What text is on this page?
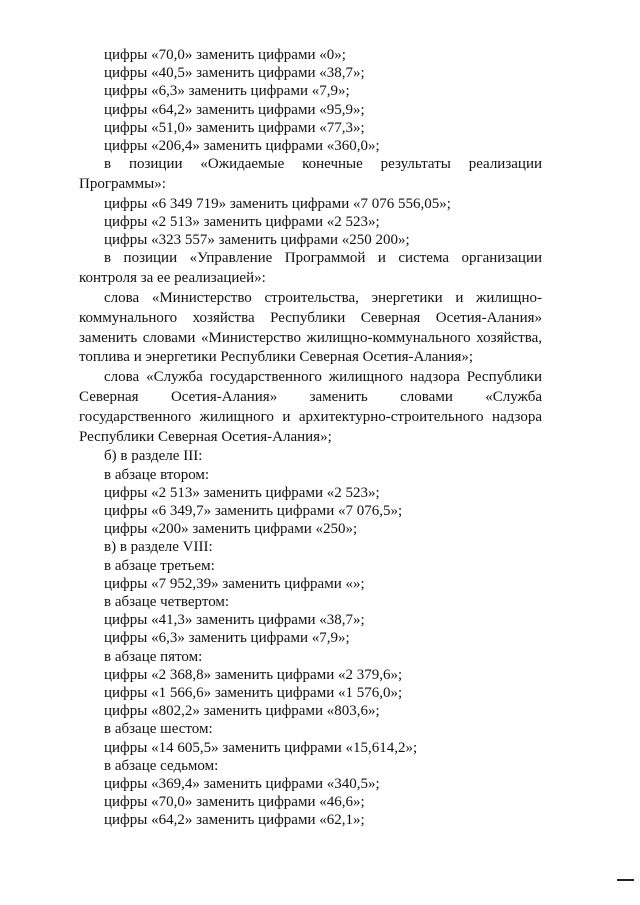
цифры «70,0» заменить цифрами «0»;

цифры «40,5» заменить цифрами «38,7»;

цифры «6,3» заменить цифрами «7,9»;

цифры «64,2» заменить цифрами «95,9»;

цифры «51,0» заменить цифрами «77,3»;

цифры «206,4» заменить цифрами «360,0»;

в позиции «Ожидаемые конечные результаты реализации Программы»:

цифры «6 349 719» заменить цифрами «7 076 556,05»;

цифры «2 513» заменить цифрами «2 523»;

цифры «323 557» заменить цифрами «250 200»;

в позиции «Управление Программой и система организации контроля за ее реализацией»:

слова «Министерство строительства, энергетики и жилищно-коммунального хозяйства Республики Северная Осетия-Алания» заменить словами «Министерство жилищно-коммунального хозяйства, топлива и энергетики Республики Северная Осетия-Алания»;

слова «Служба государственного жилищного надзора Республики Северная Осетия-Алания» заменить словами «Служба государственного жилищного и архитектурно-строительного надзора Республики Северная Осетия-Алания»;

б) в разделе III:

в абзаце втором:

цифры «2 513» заменить цифрами «2 523»;

цифры «6 349,7» заменить цифрами «7 076,5»;

цифры «200» заменить цифрами «250»;

в) в разделе VIII:

в абзаце третьем:

цифры «7 952,39» заменить цифрами «»;

в абзаце четвертом:

цифры «41,3» заменить цифрами «38,7»;

цифры «6,3» заменить цифрами «7,9»;

в абзаце пятом:

цифры «2 368,8» заменить цифрами «2 379,6»;

цифры «1 566,6» заменить цифрами «1 576,0»;

цифры «802,2» заменить цифрами «803,6»;

в абзаце шестом:

цифры «14 605,5» заменить цифрами «15,614,2»;

в абзаце седьмом:

цифры «369,4» заменить цифрами «340,5»;

цифры «70,0» заменить цифрами «46,6»;

цифры «64,2» заменить цифрами «62,1»;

● DIRECTIONS
Select and copy every line from the records that includes the word "Республики".

● RIGHT ANSWER
слова «Министерство строительства, энергетики и жилищно-коммунального хозяйства Республики Северная Осетия-Алания» заменить словами «Министерство жилищно-коммунального хозяйства, топлива и энергетики Республики Северная Осетия-Алания»;
слова «Служба государственного жилищного надзора Республики Северная Осетия-Алания» заменить словами «Служба государственного жилищного и архитектурно-строительного надзора Республики Северная Осетия-Алания»;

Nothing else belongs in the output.